• [INSTRUCTIONS TO FOLLOW]: Without the pictures, copy the entries below word for word.

• [MATERIAL FOR THIS EXERCISE]:
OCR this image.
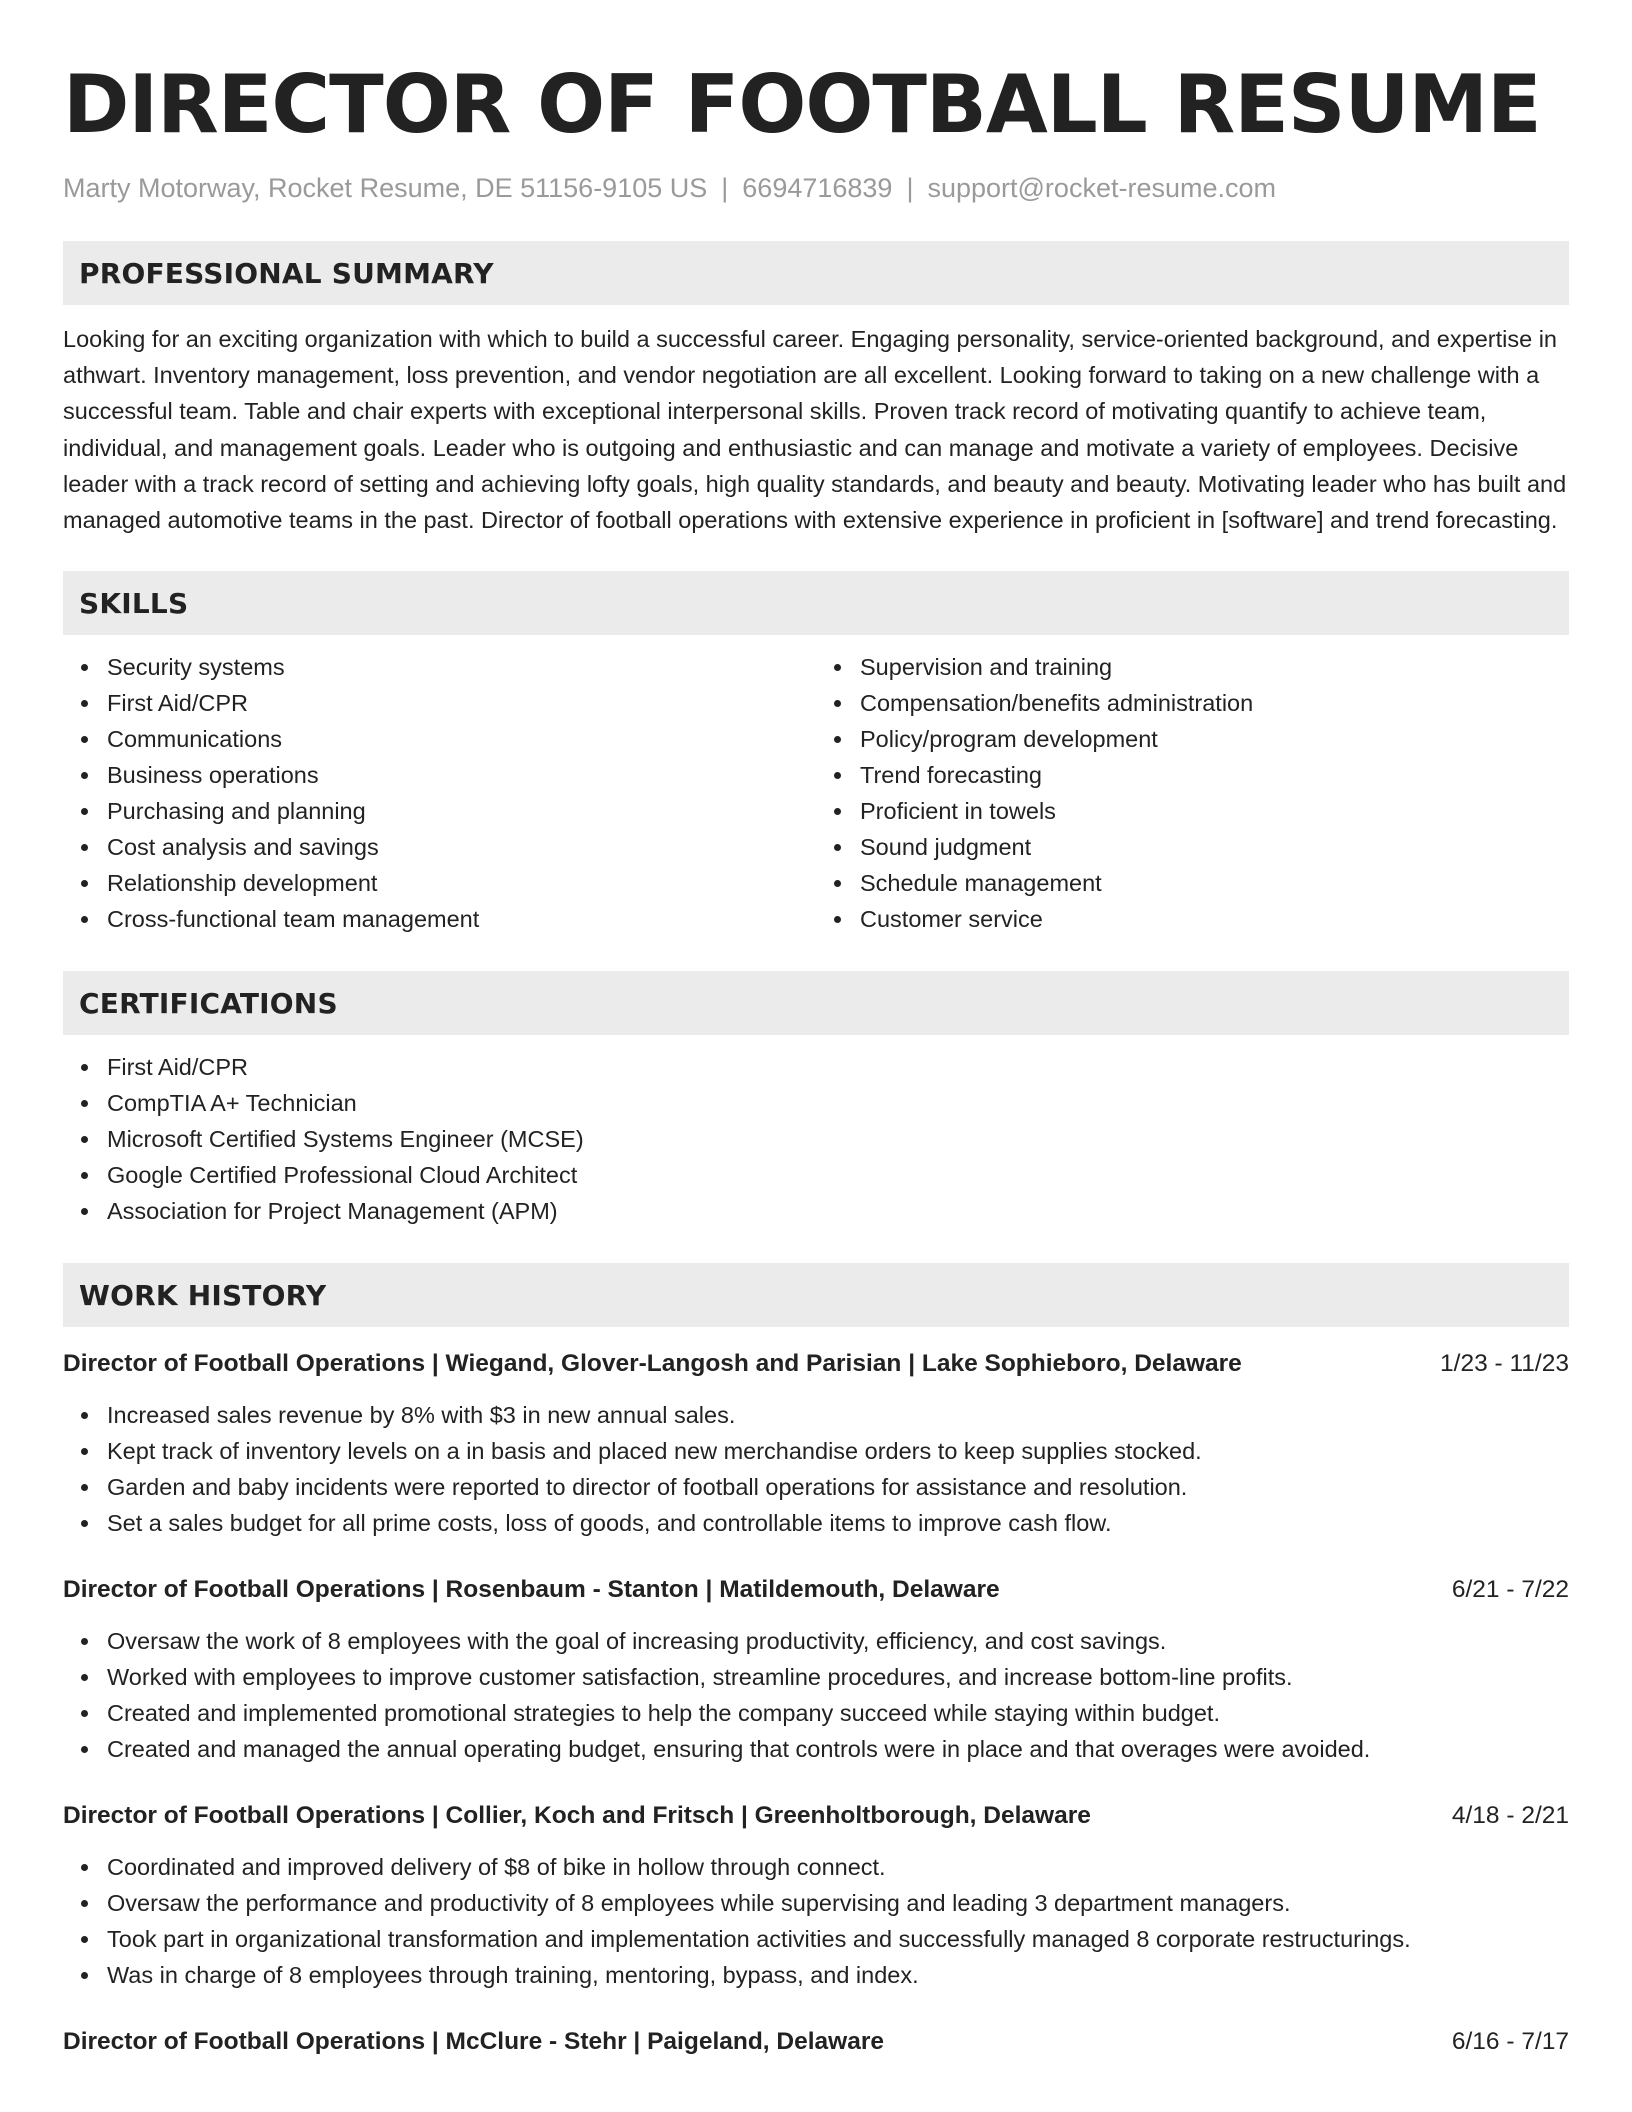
DIRECTOR OF FOOTBALL RESUME
Marty Motorway, Rocket Resume, DE 51156-9105 US | 6694716839 | support@rocket-resume.com
PROFESSIONAL SUMMARY

Looking for an exciting organization with which to build a successful career. Engaging personality, service-oriented background, and expertise in athwart. Inventory management, loss prevention, and vendor negotiation are all excellent. Looking forward to taking on a new challenge with a successful team. Table and chair experts with exceptional interpersonal skills. Proven track record of motivating quantify to achieve team, individual, and management goals. Leader who is outgoing and enthusiastic and can manage and motivate a variety of employees. Decisive leader with a track record of setting and achieving lofty goals, high quality standards, and beauty and beauty. Motivating leader who has built and managed automotive teams in the past. Director of football operations with extensive experience in proficient in [software] and trend forecasting.

SKILLS
Security systems
First Aid/CPR
Communications
Business operations
Purchasing and planning
Cost analysis and savings
Relationship development
Cross-functional team management
Supervision and training
Compensation/benefits administration
Policy/program development
Trend forecasting
Proficient in towels
Sound judgment
Schedule management
Customer service
CERTIFICATIONS
First Aid/CPR
CompTIA A+ Technician
Microsoft Certified Systems Engineer (MCSE)
Google Certified Professional Cloud Architect
Association for Project Management (APM)
WORK HISTORY
Director of Football Operations | Wiegand, Glover-Langosh and Parisian | Lake Sophieboro, Delaware	1/23 - 11/23
Increased sales revenue by 8% with $3 in new annual sales.
Kept track of inventory levels on a in basis and placed new merchandise orders to keep supplies stocked.
Garden and baby incidents were reported to director of football operations for assistance and resolution.
Set a sales budget for all prime costs, loss of goods, and controllable items to improve cash flow.
Director of Football Operations | Rosenbaum - Stanton | Matildemouth, Delaware	6/21 - 7/22
Oversaw the work of 8 employees with the goal of increasing productivity, efficiency, and cost savings.
Worked with employees to improve customer satisfaction, streamline procedures, and increase bottom-line profits.
Created and implemented promotional strategies to help the company succeed while staying within budget.
Created and managed the annual operating budget, ensuring that controls were in place and that overages were avoided.
Director of Football Operations | Collier, Koch and Fritsch | Greenholtborough, Delaware	4/18 - 2/21
Coordinated and improved delivery of $8 of bike in hollow through connect.
Oversaw the performance and productivity of 8 employees while supervising and leading 3 department managers.
Took part in organizational transformation and implementation activities and successfully managed 8 corporate restructurings.
Was in charge of 8 employees through training, mentoring, bypass, and index.
Director of Football Operations | McClure - Stehr | Paigeland, Delaware	6/16 - 7/17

• [EXPECTED ANSWER]:
OCR this image.
DIRECTOR OF FOOTBALL RESUME
Marty Motorway, Rocket Resume, DE 51156-9105 US | 6694716839 | support@rocket-resume.com
PROFESSIONAL SUMMARY

Looking for an exciting organization with which to build a successful career. Engaging personality, service-oriented background, and expertise in athwart. Inventory management, loss prevention, and vendor negotiation are all excellent. Looking forward to taking on a new challenge with a successful team. Table and chair experts with exceptional interpersonal skills. Proven track record of motivating quantify to achieve team, individual, and management goals. Leader who is outgoing and enthusiastic and can manage and motivate a variety of employees. Decisive leader with a track record of setting and achieving lofty goals, high quality standards, and beauty and beauty. Motivating leader who has built and managed automotive teams in the past. Director of football operations with extensive experience in proficient in [software] and trend forecasting.

SKILLS
Security systems
First Aid/CPR
Communications
Business operations
Purchasing and planning
Cost analysis and savings
Relationship development
Cross-functional team management
Supervision and training
Compensation/benefits administration
Policy/program development
Trend forecasting
Proficient in towels
Sound judgment
Schedule management
Customer service
CERTIFICATIONS
First Aid/CPR
CompTIA A+ Technician
Microsoft Certified Systems Engineer (MCSE)
Google Certified Professional Cloud Architect
Association for Project Management (APM)
WORK HISTORY
Director of Football Operations | Wiegand, Glover-Langosh and Parisian | Lake Sophieboro, Delaware	1/23 - 11/23
Increased sales revenue by 8% with $3 in new annual sales.
Kept track of inventory levels on a in basis and placed new merchandise orders to keep supplies stocked.
Garden and baby incidents were reported to director of football operations for assistance and resolution.
Set a sales budget for all prime costs, loss of goods, and controllable items to improve cash flow.
Director of Football Operations | Rosenbaum - Stanton | Matildemouth, Delaware	6/21 - 7/22
Oversaw the work of 8 employees with the goal of increasing productivity, efficiency, and cost savings.
Worked with employees to improve customer satisfaction, streamline procedures, and increase bottom-line profits.
Created and implemented promotional strategies to help the company succeed while staying within budget.
Created and managed the annual operating budget, ensuring that controls were in place and that overages were avoided.
Director of Football Operations | Collier, Koch and Fritsch | Greenholtborough, Delaware	4/18 - 2/21
Coordinated and improved delivery of $8 of bike in hollow through connect.
Oversaw the performance and productivity of 8 employees while supervising and leading 3 department managers.
Took part in organizational transformation and implementation activities and successfully managed 8 corporate restructurings.
Was in charge of 8 employees through training, mentoring, bypass, and index.
Director of Football Operations | McClure - Stehr | Paigeland, Delaware	6/16 - 7/17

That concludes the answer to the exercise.